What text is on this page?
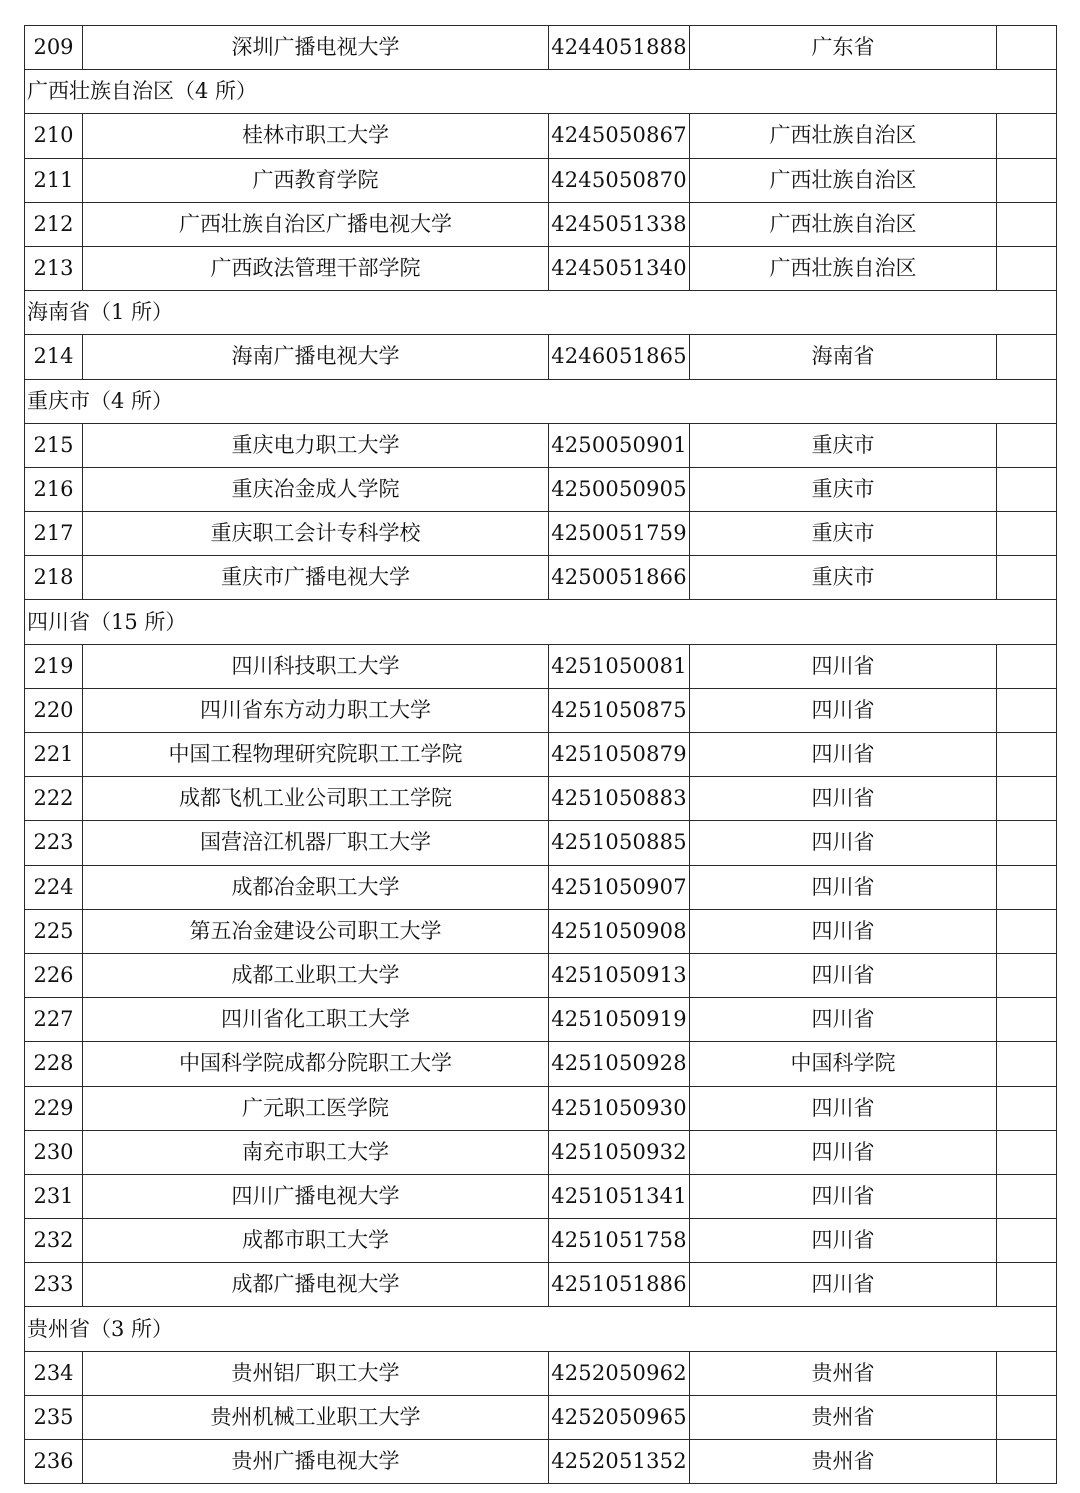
209	深圳广播电视大学	4244051888	广东省	
广西壮族自治区（4 所）				
210	桂林市职工大学	4245050867	广西壮族自治区	
211	广西教育学院	4245050870	广西壮族自治区	
212	广西壮族自治区广播电视大学	4245051338	广西壮族自治区	
213	广西政法管理干部学院	4245051340	广西壮族自治区	
海南省（1 所）				
214	海南广播电视大学	4246051865	海南省	
重庆市（4 所）				
215	重庆电力职工大学	4250050901	重庆市	
216	重庆冶金成人学院	4250050905	重庆市	
217	重庆职工会计专科学校	4250051759	重庆市	
218	重庆市广播电视大学	4250051866	重庆市	
四川省（15 所）				
219	四川科技职工大学	4251050081	四川省	
220	四川省东方动力职工大学	4251050875	四川省	
221	中国工程物理研究院职工工学院	4251050879	四川省	
222	成都飞机工业公司职工工学院	4251050883	四川省	
223	国营涪江机器厂职工大学	4251050885	四川省	
224	成都冶金职工大学	4251050907	四川省	
225	第五冶金建设公司职工大学	4251050908	四川省	
226	成都工业职工大学	4251050913	四川省	
227	四川省化工职工大学	4251050919	四川省	
228	中国科学院成都分院职工大学	4251050928	中国科学院	
229	广元职工医学院	4251050930	四川省	
230	南充市职工大学	4251050932	四川省	
231	四川广播电视大学	4251051341	四川省	
232	成都市职工大学	4251051758	四川省	
233	成都广播电视大学	4251051886	四川省	
贵州省（3 所）				
234	贵州铝厂职工大学	4252050962	贵州省	
235	贵州机械工业职工大学	4252050965	贵州省	
236	贵州广播电视大学	4252051352	贵州省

**Exercise objective**
Your copy of the data above should match it exactly, except that pictures are left out.

**Solved problem**
What text is on this page?
209	深圳广播电视大学	4244051888	广东省	
广西壮族自治区（4 所）				
210	桂林市职工大学	4245050867	广西壮族自治区	
211	广西教育学院	4245050870	广西壮族自治区	
212	广西壮族自治区广播电视大学	4245051338	广西壮族自治区	
213	广西政法管理干部学院	4245051340	广西壮族自治区	
海南省（1 所）				
214	海南广播电视大学	4246051865	海南省	
重庆市（4 所）				
215	重庆电力职工大学	4250050901	重庆市	
216	重庆冶金成人学院	4250050905	重庆市	
217	重庆职工会计专科学校	4250051759	重庆市	
218	重庆市广播电视大学	4250051866	重庆市	
四川省（15 所）				
219	四川科技职工大学	4251050081	四川省	
220	四川省东方动力职工大学	4251050875	四川省	
221	中国工程物理研究院职工工学院	4251050879	四川省	
222	成都飞机工业公司职工工学院	4251050883	四川省	
223	国营涪江机器厂职工大学	4251050885	四川省	
224	成都冶金职工大学	4251050907	四川省	
225	第五冶金建设公司职工大学	4251050908	四川省	
226	成都工业职工大学	4251050913	四川省	
227	四川省化工职工大学	4251050919	四川省	
228	中国科学院成都分院职工大学	4251050928	中国科学院	
229	广元职工医学院	4251050930	四川省	
230	南充市职工大学	4251050932	四川省	
231	四川广播电视大学	4251051341	四川省	
232	成都市职工大学	4251051758	四川省	
233	成都广播电视大学	4251051886	四川省	
贵州省（3 所）				
234	贵州铝厂职工大学	4252050962	贵州省	
235	贵州机械工业职工大学	4252050965	贵州省	
236	贵州广播电视大学	4252051352	贵州省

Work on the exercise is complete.